▶ **EXERCISE PROMPT**: Transcribe the records exactly. Pictures do not belong in the transcription.

Stored records
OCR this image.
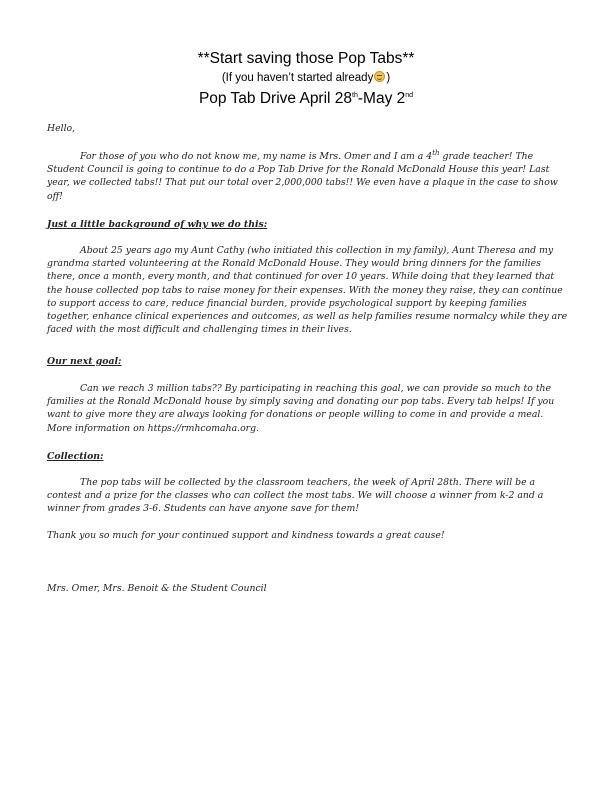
**Start saving those Pop Tabs**
(If you haven’t started already )
Pop Tab Drive April 28th-May 2nd
Hello,
For those of you who do not know me, my name is Mrs. Omer and I am a 4th grade teacher! The Student Council is going to continue to do a Pop Tab Drive for the Ronald McDonald House this year! Last year, we collected tabs!! That put our total over 2,000,000 tabs!! We even have a plaque in the case to show off!
Just a little background of why we do this:
About 25 years ago my Aunt Cathy (who initiated this collection in my family), Aunt Theresa and my grandma started volunteering at the Ronald McDonald House. They would bring dinners for the families there, once a month, every month, and that continued for over 10 years. While doing that they learned that the house collected pop tabs to raise money for their expenses. With the money they raise, they can continue to support access to care, reduce financial burden, provide psychological support by keeping families together, enhance clinical experiences and outcomes, as well as help families resume normalcy while they are faced with the most difficult and challenging times in their lives.
Our next goal:
Can we reach 3 million tabs?? By participating in reaching this goal, we can provide so much to the families at the Ronald McDonald house by simply saving and donating our pop tabs. Every tab helps! If you want to give more they are always looking for donations or people willing to come in and provide a meal. More information on https://rmhcomaha.org.
Collection:
The pop tabs will be collected by the classroom teachers, the week of April 28th. There will be a contest and a prize for the classes who can collect the most tabs. We will choose a winner from k-2 and a winner from grades 3-6. Students can have anyone save for them!
Thank you so much for your continued support and kindness towards a great cause!
Mrs. Omer, Mrs. Benoit & the Student Council
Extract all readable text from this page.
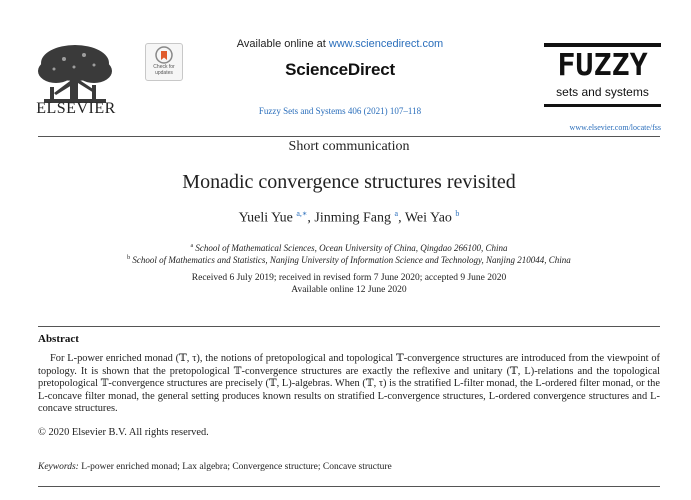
ELSEVIER
Check for updates
Available online at www.sciencedirect.com
ScienceDirect
Fuzzy Sets and Systems 406 (2021) 107–118
FUZZY
sets and systems
www.elsevier.com/locate/fss
Short communication
Monadic convergence structures revisited
Yueli Yue $^{a,∗}$, Jinming Fang $^a$, Wei Yao $^b$
$^a$ School of Mathematical Sciences, Ocean University of China, Qingdao 266100, China
$^b$ School of Mathematics and Statistics, Nanjing University of Information Science and Technology, Nanjing 210044, China
Received 6 July 2019; received in revised form 7 June 2020; accepted 9 June 2020
Available online 12 June 2020
Abstract
For L-power enriched monad (𝕋, τ), the notions of pretopological and topological 𝕋-convergence structures are introduced from the viewpoint of topology. It is shown that the pretopological 𝕋-convergence structures are exactly the reflexive and unitary (𝕋, L)-relations and the topological pretopological 𝕋-convergence structures are precisely (𝕋, L)-algebras. When (𝕋, τ) is the stratified L-filter monad, the L-ordered filter monad, or the L-concave filter monad, the general setting produces known results on stratified L-convergence structures, L-ordered convergence structures and L-concave structures.
© 2020 Elsevier B.V. All rights reserved.
Keywords: L-power enriched monad; Lax algebra; Convergence structure; Concave structure
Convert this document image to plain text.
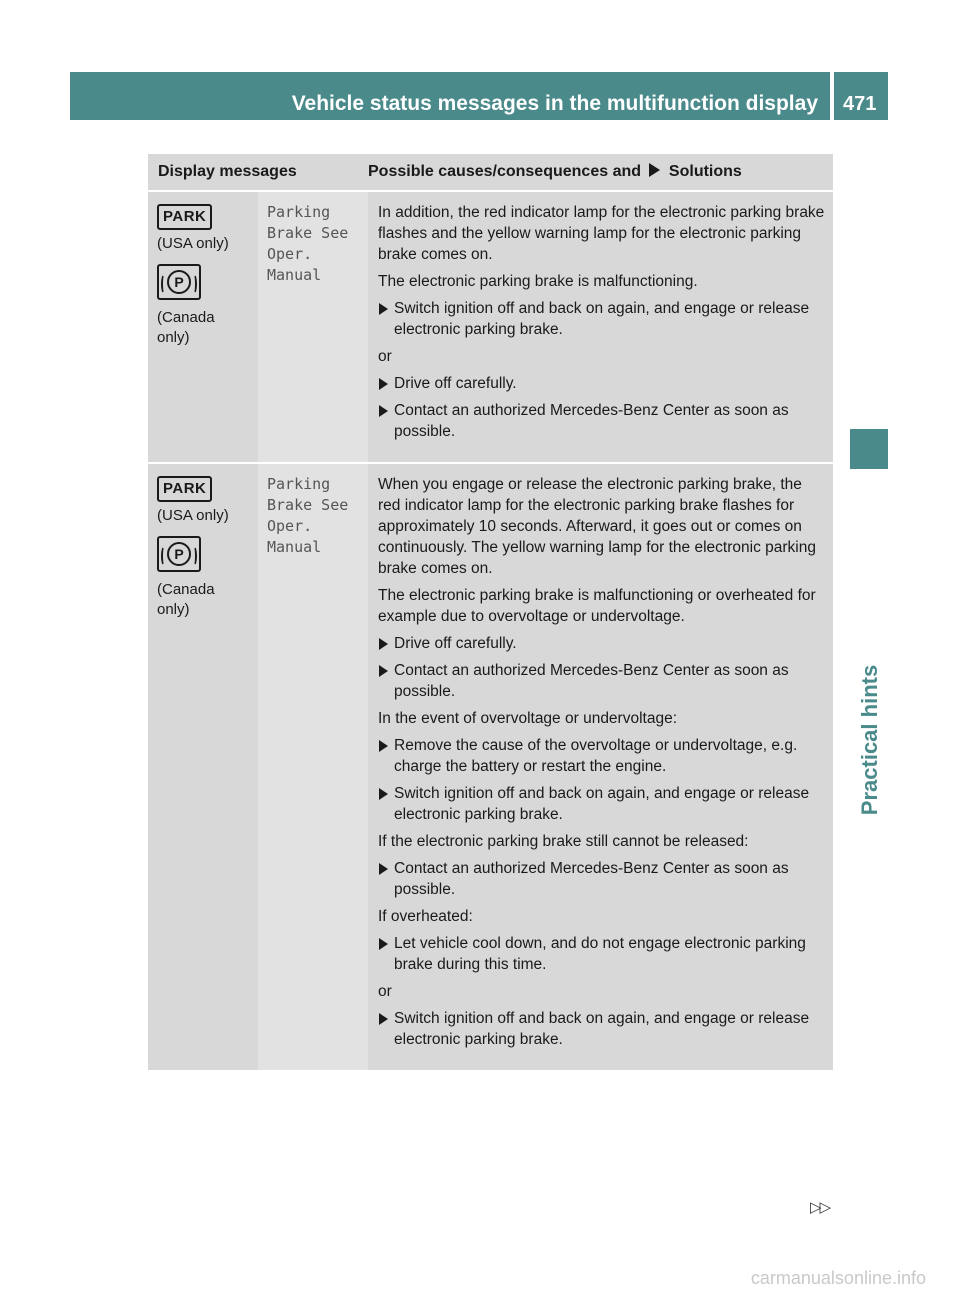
Vehicle status messages in the multifunction display 471
Practical hints
Display messages	Possible causes/consequences and Solutions
PARK
(USA only)
P
(Canada only)
Parking Brake See Oper. Manual
In addition, the red indicator lamp for the electronic parking brake flashes and the yellow warning lamp for the electronic parking brake comes on.
The electronic parking brake is malfunctioning.
Switch ignition off and back on again, and engage or release electronic parking brake.
or
Drive off carefully.
Contact an authorized Mercedes-Benz Center as soon as possible.
PARK
(USA only)
P
(Canada only)
Parking Brake See Oper. Manual
When you engage or release the electronic parking brake, the red indicator lamp for the electronic parking brake flashes for approximately 10 seconds. Afterward, it goes out or comes on continuously. The yellow warning lamp for the electronic parking brake comes on.
The electronic parking brake is malfunctioning or overheated for example due to overvoltage or undervoltage.
Drive off carefully.
Contact an authorized Mercedes-Benz Center as soon as possible.
In the event of overvoltage or undervoltage:
Remove the cause of the overvoltage or undervoltage, e.g. charge the battery or restart the engine.
Switch ignition off and back on again, and engage or release electronic parking brake.
If the electronic parking brake still cannot be released:
Contact an authorized Mercedes-Benz Center as soon as possible.
If overheated:
Let vehicle cool down, and do not engage electronic parking brake during this time.
or
Switch ignition off and back on again, and engage or release electronic parking brake.
▷▷
carmanualsonline.info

▶ **SOLUTION FOR THIS TASK**:
OCR this image.
**Start saving those Pop Tabs**
(If you haven’t started already )
Pop Tab Drive April 28th-May 2nd
Hello,
For those of you who do not know me, my name is Mrs. Omer and I am a 4th grade teacher! The Student Council is going to continue to do a Pop Tab Drive for the Ronald McDonald House this year! Last year, we collected tabs!! That put our total over 2,000,000 tabs!! We even have a plaque in the case to show off!
Just a little background of why we do this:
About 25 years ago my Aunt Cathy (who initiated this collection in my family), Aunt Theresa and my grandma started volunteering at the Ronald McDonald House. They would bring dinners for the families there, once a month, every month, and that continued for over 10 years. While doing that they learned that the house collected pop tabs to raise money for their expenses. With the money they raise, they can continue to support access to care, reduce financial burden, provide psychological support by keeping families together, enhance clinical experiences and outcomes, as well as help families resume normalcy while they are faced with the most difficult and challenging times in their lives.
Our next goal:
Can we reach 3 million tabs?? By participating in reaching this goal, we can provide so much to the families at the Ronald McDonald house by simply saving and donating our pop tabs. Every tab helps! If you want to give more they are always looking for donations or people willing to come in and provide a meal. More information on https://rmhcomaha.org.
Collection:
The pop tabs will be collected by the classroom teachers, the week of April 28th. There will be a contest and a prize for the classes who can collect the most tabs. We will choose a winner from k-2 and a winner from grades 3-6. Students can have anyone save for them!
Thank you so much for your continued support and kindness towards a great cause!
Mrs. Omer, Mrs. Benoit & the Student Council
Extract all readable text from this page.
ELSEVIER
Check for updates
Available online at www.sciencedirect.com
ScienceDirect
Fuzzy Sets and Systems 406 (2021) 107–118
FUZZY
sets and systems
www.elsevier.com/locate/fss
Short communication
Monadic convergence structures revisited
Yueli Yue $^{a,∗}$, Jinming Fang $^a$, Wei Yao $^b$
$^a$ School of Mathematical Sciences, Ocean University of China, Qingdao 266100, China
$^b$ School of Mathematics and Statistics, Nanjing University of Information Science and Technology, Nanjing 210044, China
Received 6 July 2019; received in revised form 7 June 2020; accepted 9 June 2020
Available online 12 June 2020
Abstract
For L-power enriched monad (𝕋, τ), the notions of pretopological and topological 𝕋-convergence structures are introduced from the viewpoint of topology. It is shown that the pretopological 𝕋-convergence structures are exactly the reflexive and unitary (𝕋, L)-relations and the topological pretopological 𝕋-convergence structures are precisely (𝕋, L)-algebras. When (𝕋, τ) is the stratified L-filter monad, the L-ordered filter monad, or the L-concave filter monad, the general setting produces known results on stratified L-convergence structures, L-ordered convergence structures and L-concave structures.
© 2020 Elsevier B.V. All rights reserved.
Keywords: L-power enriched monad; Lax algebra; Convergence structure; Concave structure
Convert this document image to plain text.
Vehicle status messages in the multifunction display 471
Practical hints
Display messages	Possible causes/consequences and Solutions
PARK
(USA only)
P
(Canada only)
Parking Brake See Oper. Manual
In addition, the red indicator lamp for the electronic parking brake flashes and the yellow warning lamp for the electronic parking brake comes on.
The electronic parking brake is malfunctioning.
Switch ignition off and back on again, and engage or release electronic parking brake.
or
Drive off carefully.
Contact an authorized Mercedes-Benz Center as soon as possible.
PARK
(USA only)
P
(Canada only)
Parking Brake See Oper. Manual
When you engage or release the electronic parking brake, the red indicator lamp for the electronic parking brake flashes for approximately 10 seconds. Afterward, it goes out or comes on continuously. The yellow warning lamp for the electronic parking brake comes on.
The electronic parking brake is malfunctioning or overheated for example due to overvoltage or undervoltage.
Drive off carefully.
Contact an authorized Mercedes-Benz Center as soon as possible.
In the event of overvoltage or undervoltage:
Remove the cause of the overvoltage or undervoltage, e.g. charge the battery or restart the engine.
Switch ignition off and back on again, and engage or release electronic parking brake.
If the electronic parking brake still cannot be released:
Contact an authorized Mercedes-Benz Center as soon as possible.
If overheated:
Let vehicle cool down, and do not engage electronic parking brake during this time.
or
Switch ignition off and back on again, and engage or release electronic parking brake.
▷▷
carmanualsonline.info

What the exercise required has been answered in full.